TASK TO CARRY OUT: Leaving out the images, please output every entry exactly as it appears.
(DATA UNDER STUDY Opens)
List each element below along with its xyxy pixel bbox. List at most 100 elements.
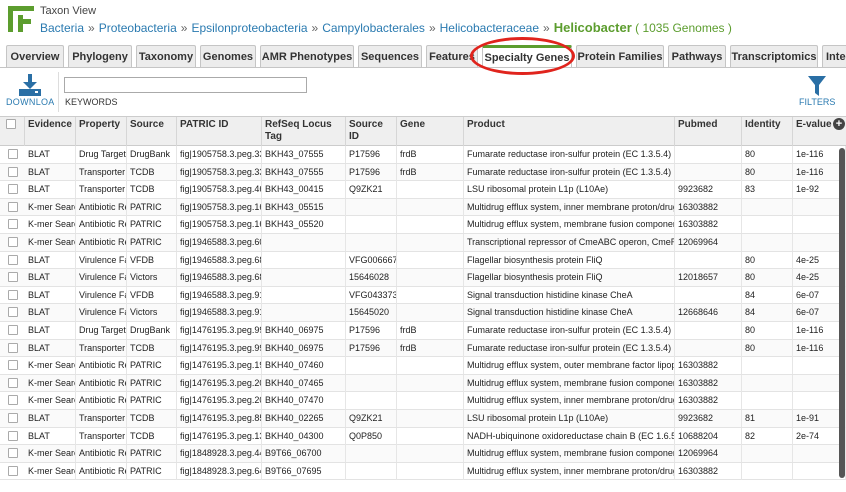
breadcrumb-item-bacteria[interactable]: Bacteria	[40, 21, 84, 35]
row-checkbox[interactable]	[8, 465, 18, 476]
row-checkbox[interactable]	[8, 201, 18, 212]
tab-pathways[interactable]: Pathways	[668, 45, 726, 68]
tab-transcriptomics[interactable]: Transcriptomics	[730, 45, 818, 68]
breadcrumb-item-helicobacteraceae[interactable]: Helicobacteraceae	[440, 21, 539, 35]
col-header-source[interactable]: Source	[127, 117, 177, 146]
table-row[interactable]: K-mer SearchAntibiotic RePATRICfig|19057…	[0, 216, 846, 234]
tab-features[interactable]: Features	[426, 45, 478, 68]
cell-product: Fumarate reductase iron-sulfur protein (…	[464, 322, 675, 339]
breadcrumb-item-campylobacterales[interactable]: Campylobacterales	[322, 21, 425, 35]
grid-header: Evidence Property Source PATRIC ID RefSe…	[0, 116, 846, 146]
filters-button-label[interactable]: FILTERS	[799, 97, 835, 107]
row-checkbox[interactable]	[8, 289, 18, 300]
cell-identity: 82	[742, 427, 793, 445]
download-button-label[interactable]: DOWNLOA	[6, 97, 54, 107]
filter-funnel-icon[interactable]	[808, 76, 826, 96]
cell-property: Transporter	[76, 163, 127, 181]
row-checkbox[interactable]	[8, 325, 18, 335]
row-checkbox[interactable]	[8, 166, 18, 177]
cell-product: Multidrug efflux system, membrane fusion…	[464, 374, 675, 392]
row-checkbox[interactable]	[8, 184, 18, 195]
cell-patric-id: fig|1905758.3.peg.16	[177, 198, 262, 216]
tab-overview[interactable]: Overview	[6, 45, 64, 68]
table-row[interactable]: K-mer SearchAntibiotic RePATRICfig|14761…	[0, 357, 846, 375]
table-row[interactable]: BLAT Drug Target DrugBank fig|1476195.3.peg…	[0, 322, 846, 340]
row-checkbox[interactable]	[8, 413, 18, 423]
cell-property: Virulence Fa	[76, 251, 127, 269]
cell-source: PATRIC	[127, 216, 177, 234]
tab-taxonomy[interactable]: Taxonomy	[136, 45, 196, 68]
grid-scrollbar[interactable]	[839, 148, 845, 478]
table-row[interactable]: K-mer SearchAntibiotic RePATRICfig|19057…	[0, 198, 846, 217]
row-checkbox[interactable]	[8, 219, 18, 230]
cell-pubmed: 16303882	[675, 462, 742, 480]
tab-phylogeny[interactable]: Phylogeny	[68, 45, 132, 68]
row-checkbox[interactable]	[8, 377, 18, 388]
cell-product: LSU ribosomal protein L1p (L10Ae)	[464, 410, 675, 427]
table-row[interactable]: BLAT Transporter TCDB fig|1905758.3.peg.46 B…	[0, 181, 846, 199]
table-row[interactable]: BLAT Transporter TCDB fig|1476195.3.peg.13 B…	[0, 427, 846, 446]
cell-pubmed: 12018657	[675, 269, 742, 287]
table-row[interactable]: K-mer SearchAntibiotic RePATRICfig|18489…	[0, 462, 846, 481]
row-checkbox[interactable]	[8, 149, 18, 159]
col-header-source-id[interactable]: Source ID	[346, 117, 397, 146]
cell-pubmed	[675, 286, 742, 304]
breadcrumb-item-proteobacteria[interactable]: Proteobacteria	[99, 21, 177, 35]
tab-interactions[interactable]: Intera	[822, 45, 846, 68]
row-checkbox[interactable]	[8, 237, 18, 247]
table-row[interactable]: K-mer SearchAntibiotic RePATRICfig|14761…	[0, 392, 846, 410]
cell-gene	[397, 410, 464, 427]
table-row[interactable]: BLAT Virulence Fa Victors fig|1946588.3.peg…	[0, 304, 846, 322]
cell-source-id: P17596	[346, 146, 397, 163]
cell-source: PATRIC	[127, 234, 177, 251]
row-checkbox[interactable]	[8, 395, 18, 406]
cell-property: Transporter	[76, 410, 127, 427]
table-row[interactable]: K-mer SearchAntibiotic RePATRICfig|19465…	[0, 234, 846, 252]
row-checkbox[interactable]	[8, 448, 18, 459]
row-checkbox[interactable]	[8, 342, 18, 353]
tab-bar: Overview Phylogeny Taxonomy Genomes AMR …	[6, 45, 846, 68]
cell-pubmed: 16303882	[675, 392, 742, 410]
tab-amr-phenotypes[interactable]: AMR Phenotypes	[260, 45, 354, 68]
tab-genomes[interactable]: Genomes	[200, 45, 256, 68]
tab-specialty-genes[interactable]: Specialty Genes	[482, 45, 572, 68]
cell-source: VFDB	[127, 286, 177, 304]
cell-refseq-locus-tag: BKH43_07555	[262, 163, 346, 181]
tab-protein-families[interactable]: Protein Families	[576, 45, 664, 68]
col-header-refseq-locus-tag[interactable]: RefSeq Locus Tag	[262, 117, 346, 146]
table-row[interactable]: BLAT Virulence Fa Victors fig|1946588.3.peg…	[0, 269, 846, 287]
table-row[interactable]: BLAT Transporter TCDB fig|1905758.3.peg.33 B…	[0, 163, 846, 182]
tab-sequences[interactable]: Sequences	[358, 45, 422, 68]
cell-patric-id: fig|1946588.3.peg.91	[177, 286, 262, 304]
row-checkbox[interactable]	[8, 307, 18, 318]
col-header-property[interactable]: Property	[76, 117, 127, 146]
row-checkbox[interactable]	[8, 254, 18, 265]
col-header-patric-id[interactable]: PATRIC ID	[177, 117, 262, 146]
download-icon[interactable]	[18, 74, 42, 96]
keywords-search-input[interactable]	[64, 77, 307, 93]
cell-product: Multidrug efflux system, membrane fusion…	[464, 216, 675, 234]
table-row[interactable]: BLAT Transporter TCDB fig|1476195.3.peg.99 B…	[0, 339, 846, 358]
cell-pubmed: 16303882	[675, 357, 742, 375]
breadcrumb-item-epsilonproteobacteria[interactable]: Epsilonproteobacteria	[191, 21, 307, 35]
table-row[interactable]: BLAT Drug Target DrugBank fig|1905758.3.peg…	[0, 146, 846, 164]
col-header-pubmed[interactable]: Pubmed	[675, 117, 742, 146]
table-row[interactable]: K-mer SearchAntibiotic RePATRICfig|14761…	[0, 374, 846, 393]
cell-source: VFDB	[127, 251, 177, 269]
add-column-icon[interactable]: +	[833, 118, 845, 130]
cell-gene	[397, 427, 464, 445]
table-row[interactable]: BLAT Virulence Fa VFDB fig|1946588.3.peg.68…	[0, 251, 846, 270]
row-checkbox[interactable]	[8, 430, 18, 441]
col-header-identity[interactable]: Identity	[742, 117, 793, 146]
table-row[interactable]: BLAT Transporter TCDB fig|1476195.3.peg.85 B…	[0, 410, 846, 428]
row-checkbox[interactable]	[8, 272, 18, 283]
col-header-product[interactable]: Product	[464, 117, 675, 146]
cell-identity: 80	[742, 251, 793, 269]
table-row[interactable]: K-mer SearchAntibiotic RePATRICfig|18489…	[0, 445, 846, 463]
col-header-gene[interactable]: Gene	[397, 117, 464, 146]
view-title: Taxon View	[40, 5, 97, 17]
col-header-evidence[interactable]: Evidence	[25, 117, 76, 146]
table-row[interactable]: BLAT Virulence Fa VFDB fig|1946588.3.peg.91…	[0, 286, 846, 305]
select-all-checkbox[interactable]	[6, 119, 16, 129]
row-checkbox[interactable]	[8, 360, 18, 371]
(DATA UNDER STUDY Closes)
RESPONSE BOX:
List each element below along with its xyxy pixel bbox. List at most 100 elements.
breadcrumb-item-bacteria[interactable]: Bacteria	[40, 21, 84, 35]
row-checkbox[interactable]	[8, 465, 18, 476]
row-checkbox[interactable]	[8, 201, 18, 212]
tab-pathways[interactable]: Pathways	[668, 45, 726, 68]
tab-transcriptomics[interactable]: Transcriptomics	[730, 45, 818, 68]
breadcrumb-item-helicobacteraceae[interactable]: Helicobacteraceae	[440, 21, 539, 35]
col-header-source[interactable]: Source	[127, 117, 177, 146]
table-row[interactable]: K-mer SearchAntibiotic RePATRICfig|19057…	[0, 216, 846, 234]
tab-features[interactable]: Features	[426, 45, 478, 68]
cell-product: Fumarate reductase iron-sulfur protein (…	[464, 322, 675, 339]
breadcrumb-item-campylobacterales[interactable]: Campylobacterales	[322, 21, 425, 35]
grid-header: Evidence Property Source PATRIC ID RefSe…	[0, 116, 846, 146]
filters-button-label[interactable]: FILTERS	[799, 97, 835, 107]
row-checkbox[interactable]	[8, 289, 18, 300]
cell-identity: 82	[742, 427, 793, 445]
download-button-label[interactable]: DOWNLOA	[6, 97, 54, 107]
filter-funnel-icon[interactable]	[808, 76, 826, 96]
cell-property: Transporter	[76, 163, 127, 181]
row-checkbox[interactable]	[8, 325, 18, 335]
row-checkbox[interactable]	[8, 166, 18, 177]
cell-product: Multidrug efflux system, membrane fusion…	[464, 374, 675, 392]
row-checkbox[interactable]	[8, 184, 18, 195]
cell-patric-id: fig|1905758.3.peg.16	[177, 198, 262, 216]
tab-overview[interactable]: Overview	[6, 45, 64, 68]
table-row[interactable]: K-mer SearchAntibiotic RePATRICfig|14761…	[0, 357, 846, 375]
table-row[interactable]: BLAT Drug Target DrugBank fig|1476195.3.peg…	[0, 322, 846, 340]
row-checkbox[interactable]	[8, 413, 18, 423]
cell-property: Virulence Fa	[76, 251, 127, 269]
cell-source: PATRIC	[127, 216, 177, 234]
tab-taxonomy[interactable]: Taxonomy	[136, 45, 196, 68]
grid-scrollbar[interactable]	[839, 148, 845, 478]
table-row[interactable]: K-mer SearchAntibiotic RePATRICfig|19057…	[0, 198, 846, 217]
row-checkbox[interactable]	[8, 219, 18, 230]
cell-pubmed: 16303882	[675, 462, 742, 480]
tab-phylogeny[interactable]: Phylogeny	[68, 45, 132, 68]
row-checkbox[interactable]	[8, 377, 18, 388]
cell-product: LSU ribosomal protein L1p (L10Ae)	[464, 410, 675, 427]
table-row[interactable]: BLAT Transporter TCDB fig|1905758.3.peg.46 B…	[0, 181, 846, 199]
table-row[interactable]: BLAT Transporter TCDB fig|1476195.3.peg.13 B…	[0, 427, 846, 446]
cell-pubmed: 12018657	[675, 269, 742, 287]
table-row[interactable]: K-mer SearchAntibiotic RePATRICfig|18489…	[0, 462, 846, 481]
row-checkbox[interactable]	[8, 149, 18, 159]
col-header-source-id[interactable]: Source ID	[346, 117, 397, 146]
cell-pubmed	[675, 286, 742, 304]
breadcrumb-item-proteobacteria[interactable]: Proteobacteria	[99, 21, 177, 35]
tab-interactions[interactable]: Intera	[822, 45, 846, 68]
row-checkbox[interactable]	[8, 237, 18, 247]
table-row[interactable]: K-mer SearchAntibiotic RePATRICfig|14761…	[0, 392, 846, 410]
cell-gene	[397, 410, 464, 427]
table-row[interactable]: BLAT Virulence Fa Victors fig|1946588.3.peg…	[0, 304, 846, 322]
cell-source-id: P17596	[346, 146, 397, 163]
cell-source: PATRIC	[127, 234, 177, 251]
row-checkbox[interactable]	[8, 395, 18, 406]
cell-property: Transporter	[76, 410, 127, 427]
table-row[interactable]: K-mer SearchAntibiotic RePATRICfig|19465…	[0, 234, 846, 252]
row-checkbox[interactable]	[8, 448, 18, 459]
row-checkbox[interactable]	[8, 342, 18, 353]
tab-bar: Overview Phylogeny Taxonomy Genomes AMR …	[6, 45, 846, 68]
cell-pubmed: 16303882	[675, 392, 742, 410]
tab-amr-phenotypes[interactable]: AMR Phenotypes	[260, 45, 354, 68]
tab-genomes[interactable]: Genomes	[200, 45, 256, 68]
tab-specialty-genes[interactable]: Specialty Genes	[482, 45, 572, 68]
cell-source: VFDB	[127, 286, 177, 304]
cell-refseq-locus-tag: BKH43_07555	[262, 163, 346, 181]
tab-protein-families[interactable]: Protein Families	[576, 45, 664, 68]
col-header-refseq-locus-tag[interactable]: RefSeq Locus Tag	[262, 117, 346, 146]
table-row[interactable]: BLAT Virulence Fa Victors fig|1946588.3.peg…	[0, 269, 846, 287]
table-row[interactable]: BLAT Transporter TCDB fig|1905758.3.peg.33 B…	[0, 163, 846, 182]
tab-sequences[interactable]: Sequences	[358, 45, 422, 68]
cell-patric-id: fig|1946588.3.peg.91	[177, 286, 262, 304]
row-checkbox[interactable]	[8, 307, 18, 318]
col-header-property[interactable]: Property	[76, 117, 127, 146]
row-checkbox[interactable]	[8, 254, 18, 265]
col-header-patric-id[interactable]: PATRIC ID	[177, 117, 262, 146]
download-icon[interactable]	[18, 74, 42, 96]
keywords-search-input[interactable]	[64, 77, 307, 93]
cell-product: Multidrug efflux system, membrane fusion…	[464, 216, 675, 234]
table-row[interactable]: BLAT Transporter TCDB fig|1476195.3.peg.99 B…	[0, 339, 846, 358]
cell-pubmed: 16303882	[675, 357, 742, 375]
breadcrumb-item-epsilonproteobacteria[interactable]: Epsilonproteobacteria	[191, 21, 307, 35]
table-row[interactable]: BLAT Drug Target DrugBank fig|1905758.3.peg…	[0, 146, 846, 164]
col-header-pubmed[interactable]: Pubmed	[675, 117, 742, 146]
table-row[interactable]: K-mer SearchAntibiotic RePATRICfig|14761…	[0, 374, 846, 393]
cell-source: VFDB	[127, 251, 177, 269]
add-column-icon[interactable]: +	[833, 118, 845, 130]
cell-gene	[397, 427, 464, 445]
table-row[interactable]: BLAT Virulence Fa VFDB fig|1946588.3.peg.68…	[0, 251, 846, 270]
row-checkbox[interactable]	[8, 430, 18, 441]
col-header-identity[interactable]: Identity	[742, 117, 793, 146]
table-row[interactable]: BLAT Transporter TCDB fig|1476195.3.peg.85 B…	[0, 410, 846, 428]
row-checkbox[interactable]	[8, 272, 18, 283]
col-header-product[interactable]: Product	[464, 117, 675, 146]
cell-identity: 80	[742, 251, 793, 269]
table-row[interactable]: K-mer SearchAntibiotic RePATRICfig|18489…	[0, 445, 846, 463]
col-header-gene[interactable]: Gene	[397, 117, 464, 146]
view-title: Taxon View	[40, 5, 97, 17]
col-header-evidence[interactable]: Evidence	[25, 117, 76, 146]
table-row[interactable]: BLAT Virulence Fa VFDB fig|1946588.3.peg.91…	[0, 286, 846, 305]
select-all-checkbox[interactable]	[6, 119, 16, 129]
row-checkbox[interactable]	[8, 360, 18, 371]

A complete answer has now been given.